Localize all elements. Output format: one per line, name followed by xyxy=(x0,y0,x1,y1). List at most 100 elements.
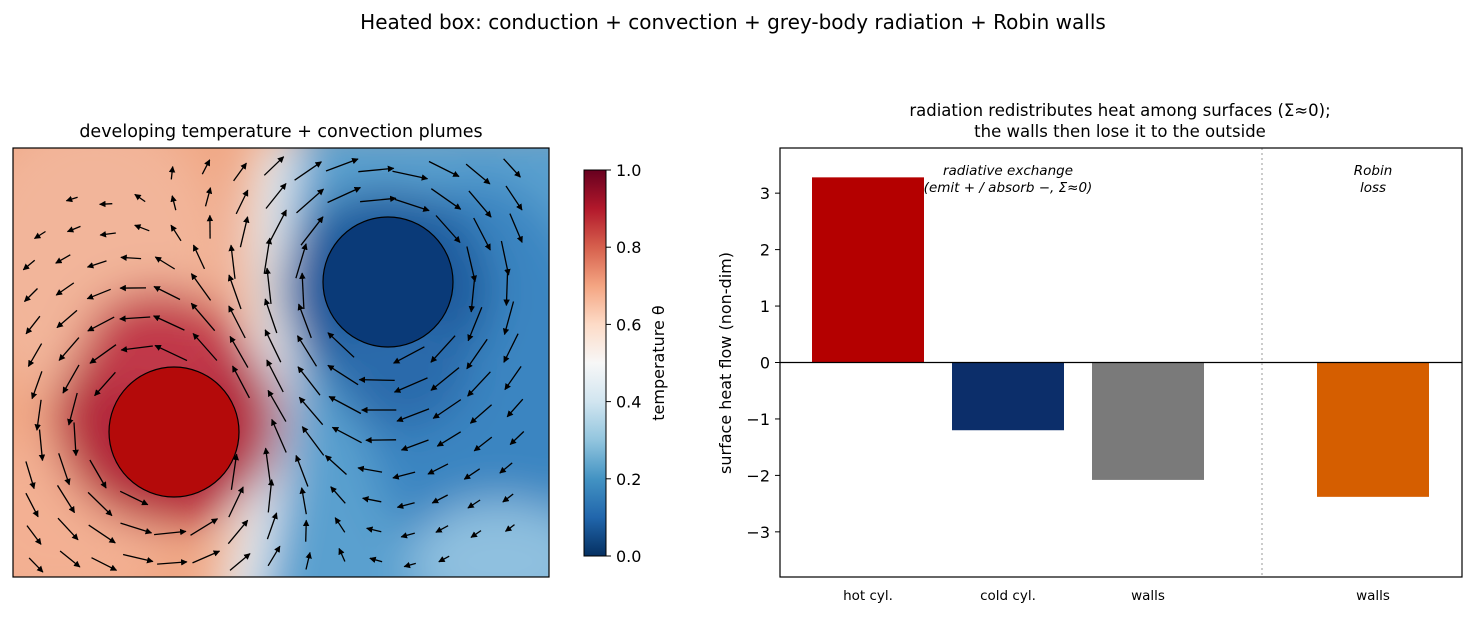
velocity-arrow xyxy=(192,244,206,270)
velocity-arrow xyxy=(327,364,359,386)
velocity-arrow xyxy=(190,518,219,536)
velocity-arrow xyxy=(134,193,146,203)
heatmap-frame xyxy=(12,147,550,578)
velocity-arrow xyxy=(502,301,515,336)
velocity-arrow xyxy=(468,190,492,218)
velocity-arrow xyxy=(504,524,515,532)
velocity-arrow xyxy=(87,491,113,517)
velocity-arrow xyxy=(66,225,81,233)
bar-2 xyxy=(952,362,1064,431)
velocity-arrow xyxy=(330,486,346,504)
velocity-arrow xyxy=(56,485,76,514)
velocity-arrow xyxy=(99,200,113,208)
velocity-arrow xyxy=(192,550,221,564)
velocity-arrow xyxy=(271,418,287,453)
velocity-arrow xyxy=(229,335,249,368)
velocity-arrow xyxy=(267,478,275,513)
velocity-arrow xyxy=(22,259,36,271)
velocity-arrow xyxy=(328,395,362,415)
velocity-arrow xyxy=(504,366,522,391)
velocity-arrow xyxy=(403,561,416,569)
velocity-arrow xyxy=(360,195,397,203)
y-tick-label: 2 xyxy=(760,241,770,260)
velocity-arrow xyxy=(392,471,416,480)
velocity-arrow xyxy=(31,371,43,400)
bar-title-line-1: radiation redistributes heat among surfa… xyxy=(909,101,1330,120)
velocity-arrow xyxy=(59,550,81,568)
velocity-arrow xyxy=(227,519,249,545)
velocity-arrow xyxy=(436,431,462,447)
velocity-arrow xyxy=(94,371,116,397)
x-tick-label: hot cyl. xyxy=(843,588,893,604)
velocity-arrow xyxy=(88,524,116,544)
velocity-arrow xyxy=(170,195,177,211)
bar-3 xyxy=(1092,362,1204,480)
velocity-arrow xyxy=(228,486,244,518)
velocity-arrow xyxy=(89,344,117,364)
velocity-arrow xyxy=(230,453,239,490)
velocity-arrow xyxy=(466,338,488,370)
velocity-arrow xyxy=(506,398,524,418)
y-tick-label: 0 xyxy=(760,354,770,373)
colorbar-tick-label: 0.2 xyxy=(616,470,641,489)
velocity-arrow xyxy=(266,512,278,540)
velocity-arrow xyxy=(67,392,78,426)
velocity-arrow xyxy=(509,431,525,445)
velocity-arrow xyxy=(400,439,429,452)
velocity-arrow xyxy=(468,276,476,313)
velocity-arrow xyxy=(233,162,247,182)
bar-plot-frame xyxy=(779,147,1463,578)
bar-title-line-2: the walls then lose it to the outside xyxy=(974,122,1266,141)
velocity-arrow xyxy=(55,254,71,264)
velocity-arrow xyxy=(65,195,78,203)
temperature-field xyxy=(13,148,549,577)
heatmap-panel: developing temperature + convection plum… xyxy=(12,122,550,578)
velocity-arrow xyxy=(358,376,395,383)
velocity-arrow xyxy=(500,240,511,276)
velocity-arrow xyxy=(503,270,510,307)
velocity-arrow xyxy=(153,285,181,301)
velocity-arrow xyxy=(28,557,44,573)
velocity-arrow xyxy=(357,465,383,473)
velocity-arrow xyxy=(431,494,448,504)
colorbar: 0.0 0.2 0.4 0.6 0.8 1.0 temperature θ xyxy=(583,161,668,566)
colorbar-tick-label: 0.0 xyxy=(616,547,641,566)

**What you need to do**
Reproduce every line of the records above word for word, but leave out the pictures.

**Result of this exercise**
Localize all elements. Output format: one per line, name followed by xyxy=(x0,y0,x1,y1). List at most 100 elements.
velocity-arrow xyxy=(192,244,206,270)
velocity-arrow xyxy=(327,364,359,386)
velocity-arrow xyxy=(190,518,219,536)
velocity-arrow xyxy=(134,193,146,203)
heatmap-frame xyxy=(12,147,550,578)
velocity-arrow xyxy=(502,301,515,336)
velocity-arrow xyxy=(468,190,492,218)
velocity-arrow xyxy=(504,524,515,532)
velocity-arrow xyxy=(87,491,113,517)
velocity-arrow xyxy=(66,225,81,233)
bar-2 xyxy=(952,362,1064,431)
velocity-arrow xyxy=(330,486,346,504)
velocity-arrow xyxy=(56,485,76,514)
velocity-arrow xyxy=(99,200,113,208)
velocity-arrow xyxy=(192,550,221,564)
velocity-arrow xyxy=(271,418,287,453)
velocity-arrow xyxy=(229,335,249,368)
velocity-arrow xyxy=(267,478,275,513)
velocity-arrow xyxy=(22,259,36,271)
velocity-arrow xyxy=(328,395,362,415)
velocity-arrow xyxy=(504,366,522,391)
velocity-arrow xyxy=(403,561,416,569)
velocity-arrow xyxy=(360,195,397,203)
y-tick-label: 2 xyxy=(760,241,770,260)
velocity-arrow xyxy=(392,471,416,480)
velocity-arrow xyxy=(31,371,43,400)
bar-title-line-1: radiation redistributes heat among surfa… xyxy=(909,101,1330,120)
velocity-arrow xyxy=(59,550,81,568)
velocity-arrow xyxy=(227,519,249,545)
velocity-arrow xyxy=(436,431,462,447)
velocity-arrow xyxy=(94,371,116,397)
x-tick-label: hot cyl. xyxy=(843,588,893,604)
velocity-arrow xyxy=(88,524,116,544)
velocity-arrow xyxy=(170,195,177,211)
bar-3 xyxy=(1092,362,1204,480)
velocity-arrow xyxy=(228,486,244,518)
velocity-arrow xyxy=(89,344,117,364)
velocity-arrow xyxy=(230,453,239,490)
velocity-arrow xyxy=(466,338,488,370)
velocity-arrow xyxy=(506,398,524,418)
y-tick-label: 0 xyxy=(760,354,770,373)
colorbar-tick-label: 0.2 xyxy=(616,470,641,489)
velocity-arrow xyxy=(266,512,278,540)
velocity-arrow xyxy=(67,392,78,426)
velocity-arrow xyxy=(509,431,525,445)
velocity-arrow xyxy=(400,439,429,452)
velocity-arrow xyxy=(468,276,476,313)
velocity-arrow xyxy=(233,162,247,182)
bar-plot-frame xyxy=(779,147,1463,578)
bar-title-line-2: the walls then lose it to the outside xyxy=(974,122,1266,141)
velocity-arrow xyxy=(55,254,71,264)
velocity-arrow xyxy=(65,195,78,203)
temperature-field xyxy=(13,148,549,577)
heatmap-panel: developing temperature + convection plum… xyxy=(12,122,550,578)
velocity-arrow xyxy=(358,376,395,383)
velocity-arrow xyxy=(500,240,511,276)
velocity-arrow xyxy=(503,270,510,307)
velocity-arrow xyxy=(153,285,181,301)
velocity-arrow xyxy=(28,557,44,573)
velocity-arrow xyxy=(357,465,383,473)
velocity-arrow xyxy=(431,494,448,504)
colorbar: 0.0 0.2 0.4 0.6 0.8 1.0 temperature θ xyxy=(583,161,668,566)
colorbar-tick-label: 0.0 xyxy=(616,547,641,566)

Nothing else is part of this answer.